Work to do: In the entries that follow, find the word "Blackstone" and report each line it is on.

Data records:

_ _ _ _ _ _ _

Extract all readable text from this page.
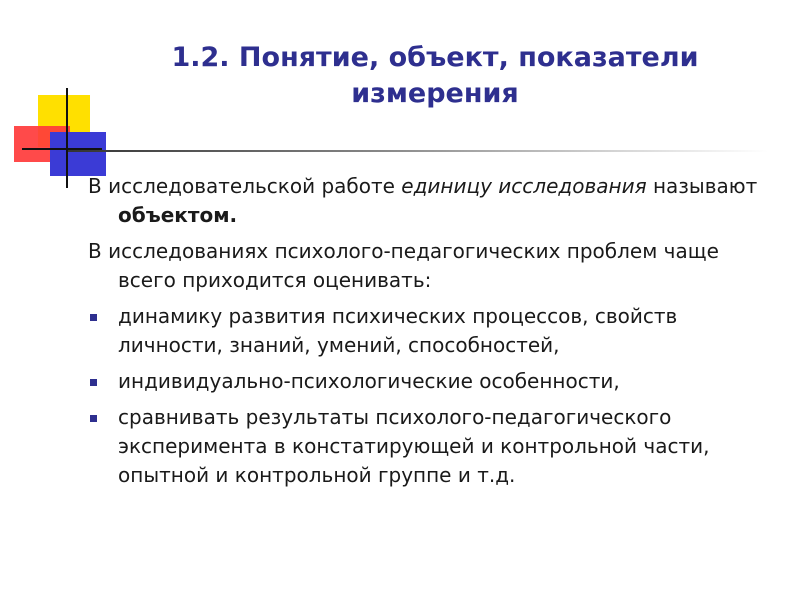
1.2. Понятие, объект, показатели измерения

В исследовательской работе единицу исследования называют объектом.

В исследованиях психолого-педагогических проблем чаще всего приходится оценивать:

динамику развития психических процессов, свойств личности, знаний, умений, способностей,
индивидуально-психологические особенности,
сравнивать результаты психолого-педагогического эксперимента в констатирующей и контрольной части, опытной и контрольной группе и т.д.
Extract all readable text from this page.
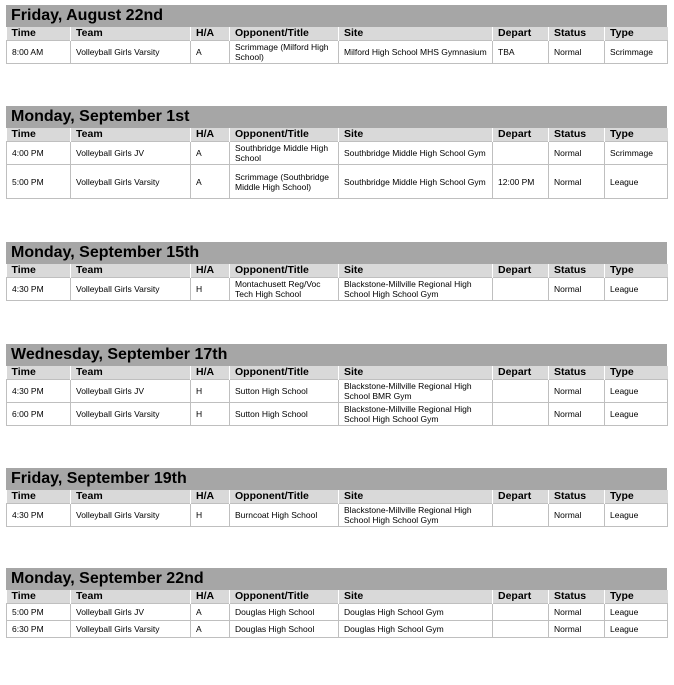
Friday, August 22nd
Time	Team	H/A	Opponent/Title	Site	Depart	Status	Type
8:00 AM	Volleyball Girls Varsity	A	Scrimmage (Milford High School)	Milford High School MHS Gymnasium	TBA	Normal	Scrimmage
Monday, September 1st
Time	Team	H/A	Opponent/Title	Site	Depart	Status	Type
4:00 PM	Volleyball Girls JV	A	Southbridge Middle High School	Southbridge Middle High School Gym		Normal	Scrimmage
5:00 PM	Volleyball Girls Varsity	A	Scrimmage (Southbridge Middle High School)	Southbridge Middle High School Gym	12:00 PM	Normal	League
Monday, September 15th
Time	Team	H/A	Opponent/Title	Site	Depart	Status	Type
4:30 PM	Volleyball Girls Varsity	H	Montachusett Reg/Voc Tech High School	Blackstone-Millville Regional High School High School Gym		Normal	League
Wednesday, September 17th
Time	Team	H/A	Opponent/Title	Site	Depart	Status	Type
4:30 PM	Volleyball Girls JV	H	Sutton High School	Blackstone-Millville Regional High School BMR Gym		Normal	League
6:00 PM	Volleyball Girls Varsity	H	Sutton High School	Blackstone-Millville Regional High School High School Gym		Normal	League
Friday, September 19th
Time	Team	H/A	Opponent/Title	Site	Depart	Status	Type
4:30 PM	Volleyball Girls Varsity	H	Burncoat High School	Blackstone-Millville Regional High School High School Gym		Normal	League
Monday, September 22nd
Time	Team	H/A	Opponent/Title	Site	Depart	Status	Type
5:00 PM	Volleyball Girls JV	A	Douglas High School	Douglas High School Gym		Normal	League
6:30 PM	Volleyball Girls Varsity	A	Douglas High School	Douglas High School Gym		Normal	League
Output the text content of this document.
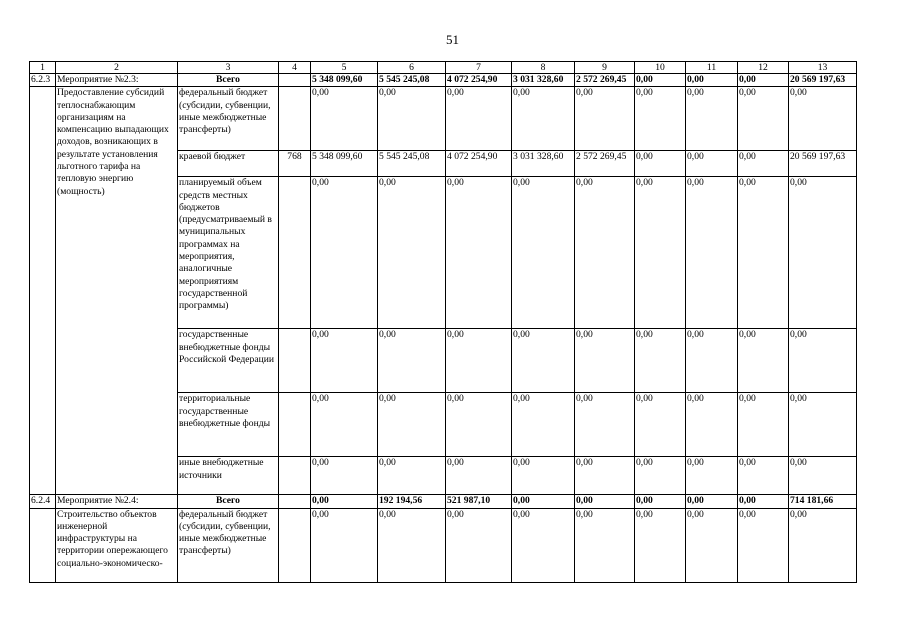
51
1	2	3	4	5	6	7	8	9	10	11	12	13
6.2.3	Мероприятие №2.3:	Всего		5 348 099,60	5 545 245,08	4 072 254,90	3 031 328,60	2 572 269,45	0,00	0,00	0,00	20 569 197,63
	Предоставление субсидий теплоснабжающим организациям на компенсацию выпадающих доходов, возникающих в результате установления льготного тарифа на тепловую энергию (мощность)	федеральный бюджет (субсидии, субвенции, иные межбюджетные трансферты)		0,00	0,00	0,00	0,00	0,00	0,00	0,00	0,00	0,00
		краевой бюджет	768	5 348 099,60	5 545 245,08	4 072 254,90	3 031 328,60	2 572 269,45	0,00	0,00	0,00	20 569 197,63
		планируемый объем средств местных бюджетов (предусматриваемый в муниципальных программах на мероприятия, аналогичные мероприятиям государственной программы)		0,00	0,00	0,00	0,00	0,00	0,00	0,00	0,00	0,00
		государственные внебюджетные фонды Российской Федерации		0,00	0,00	0,00	0,00	0,00	0,00	0,00	0,00	0,00
		территориальные государственные внебюджетные фонды		0,00	0,00	0,00	0,00	0,00	0,00	0,00	0,00	0,00
		иные внебюджетные источники		0,00	0,00	0,00	0,00	0,00	0,00	0,00	0,00	0,00
6.2.4	Мероприятие №2.4:	Всего		0,00	192 194,56	521 987,10	0,00	0,00	0,00	0,00	0,00	714 181,66
	Строительство объектов инженерной инфраструктуры на территории опережающего социально-экономическо-	федеральный бюджет (субсидии, субвенции, иные межбюджетные трансферты)		0,00	0,00	0,00	0,00	0,00	0,00	0,00	0,00	0,00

_ _ _ _ _ _ _

Worked answer:
4:30 PM	Volleyball Girls Varsity	H	Montachusett Reg/Voc Tech High School	Blackstone-Millville Regional High School High School Gym		Normal	League
4:30 PM	Volleyball Girls JV	H	Sutton High School	Blackstone-Millville Regional High School BMR Gym		Normal	League
6:00 PM	Volleyball Girls Varsity	H	Sutton High School	Blackstone-Millville Regional High School High School Gym		Normal	League
4:30 PM	Volleyball Girls Varsity	H	Burncoat High School	Blackstone-Millville Regional High School High School Gym		Normal	League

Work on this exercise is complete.